• AVAILABLE RECORDS
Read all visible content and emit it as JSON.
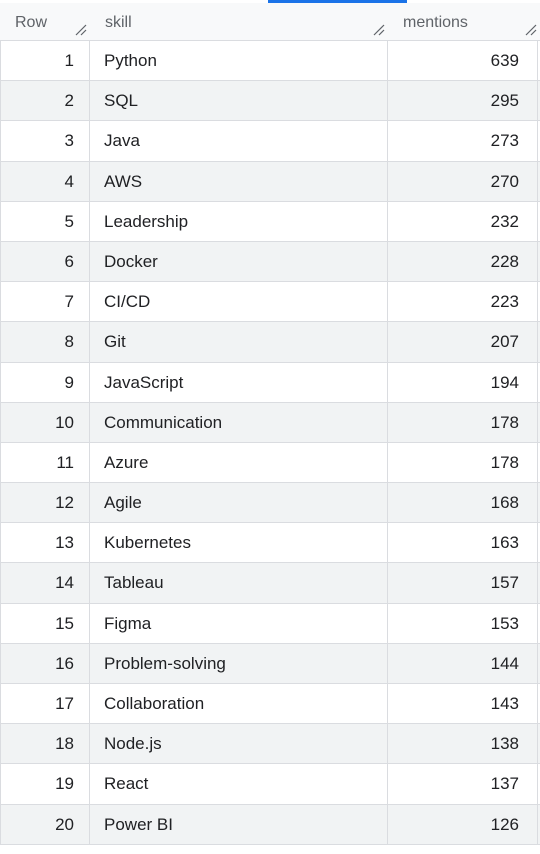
{
  "columns": {
    "row": "Row",
    "skill": "skill",
    "mentions": "mentions"
  },
  "rows": [
    {
      "row": "1",
      "skill": "Python",
      "mentions": "639"
    },
    {
      "row": "2",
      "skill": "SQL",
      "mentions": "295"
    },
    {
      "row": "3",
      "skill": "Java",
      "mentions": "273"
    },
    {
      "row": "4",
      "skill": "AWS",
      "mentions": "270"
    },
    {
      "row": "5",
      "skill": "Leadership",
      "mentions": "232"
    },
    {
      "row": "6",
      "skill": "Docker",
      "mentions": "228"
    },
    {
      "row": "7",
      "skill": "CI/CD",
      "mentions": "223"
    },
    {
      "row": "8",
      "skill": "Git",
      "mentions": "207"
    },
    {
      "row": "9",
      "skill": "JavaScript",
      "mentions": "194"
    },
    {
      "row": "10",
      "skill": "Communication",
      "mentions": "178"
    },
    {
      "row": "11",
      "skill": "Azure",
      "mentions": "178"
    },
    {
      "row": "12",
      "skill": "Agile",
      "mentions": "168"
    },
    {
      "row": "13",
      "skill": "Kubernetes",
      "mentions": "163"
    },
    {
      "row": "14",
      "skill": "Tableau",
      "mentions": "157"
    },
    {
      "row": "15",
      "skill": "Figma",
      "mentions": "153"
    },
    {
      "row": "16",
      "skill": "Problem-solving",
      "mentions": "144"
    },
    {
      "row": "17",
      "skill": "Collaboration",
      "mentions": "143"
    },
    {
      "row": "18",
      "skill": "Node.js",
      "mentions": "138"
    },
    {
      "row": "19",
      "skill": "React",
      "mentions": "137"
    },
    {
      "row": "20",
      "skill": "Power BI",
      "mentions": "126"
    }
  ],
  "icons": {
    "resize": "column-resize-icon"
  },
  "colors": {
    "accent": "#1a73e8",
    "alt_row": "#f1f3f4",
    "border": "#dadce0"
  }
}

• GOAL
All of the entries above should be duplicated exactly, except for the pictures.

• WRITTEN ANSWER
Read all visible content and emit it as JSON.
{
  "columns": {
    "row": "Row",
    "skill": "skill",
    "mentions": "mentions"
  },
  "rows": [
    {
      "row": "1",
      "skill": "Python",
      "mentions": "639"
    },
    {
      "row": "2",
      "skill": "SQL",
      "mentions": "295"
    },
    {
      "row": "3",
      "skill": "Java",
      "mentions": "273"
    },
    {
      "row": "4",
      "skill": "AWS",
      "mentions": "270"
    },
    {
      "row": "5",
      "skill": "Leadership",
      "mentions": "232"
    },
    {
      "row": "6",
      "skill": "Docker",
      "mentions": "228"
    },
    {
      "row": "7",
      "skill": "CI/CD",
      "mentions": "223"
    },
    {
      "row": "8",
      "skill": "Git",
      "mentions": "207"
    },
    {
      "row": "9",
      "skill": "JavaScript",
      "mentions": "194"
    },
    {
      "row": "10",
      "skill": "Communication",
      "mentions": "178"
    },
    {
      "row": "11",
      "skill": "Azure",
      "mentions": "178"
    },
    {
      "row": "12",
      "skill": "Agile",
      "mentions": "168"
    },
    {
      "row": "13",
      "skill": "Kubernetes",
      "mentions": "163"
    },
    {
      "row": "14",
      "skill": "Tableau",
      "mentions": "157"
    },
    {
      "row": "15",
      "skill": "Figma",
      "mentions": "153"
    },
    {
      "row": "16",
      "skill": "Problem-solving",
      "mentions": "144"
    },
    {
      "row": "17",
      "skill": "Collaboration",
      "mentions": "143"
    },
    {
      "row": "18",
      "skill": "Node.js",
      "mentions": "138"
    },
    {
      "row": "19",
      "skill": "React",
      "mentions": "137"
    },
    {
      "row": "20",
      "skill": "Power BI",
      "mentions": "126"
    }
  ],
  "icons": {
    "resize": "column-resize-icon"
  },
  "colors": {
    "accent": "#1a73e8",
    "alt_row": "#f1f3f4",
    "border": "#dadce0"
  }
}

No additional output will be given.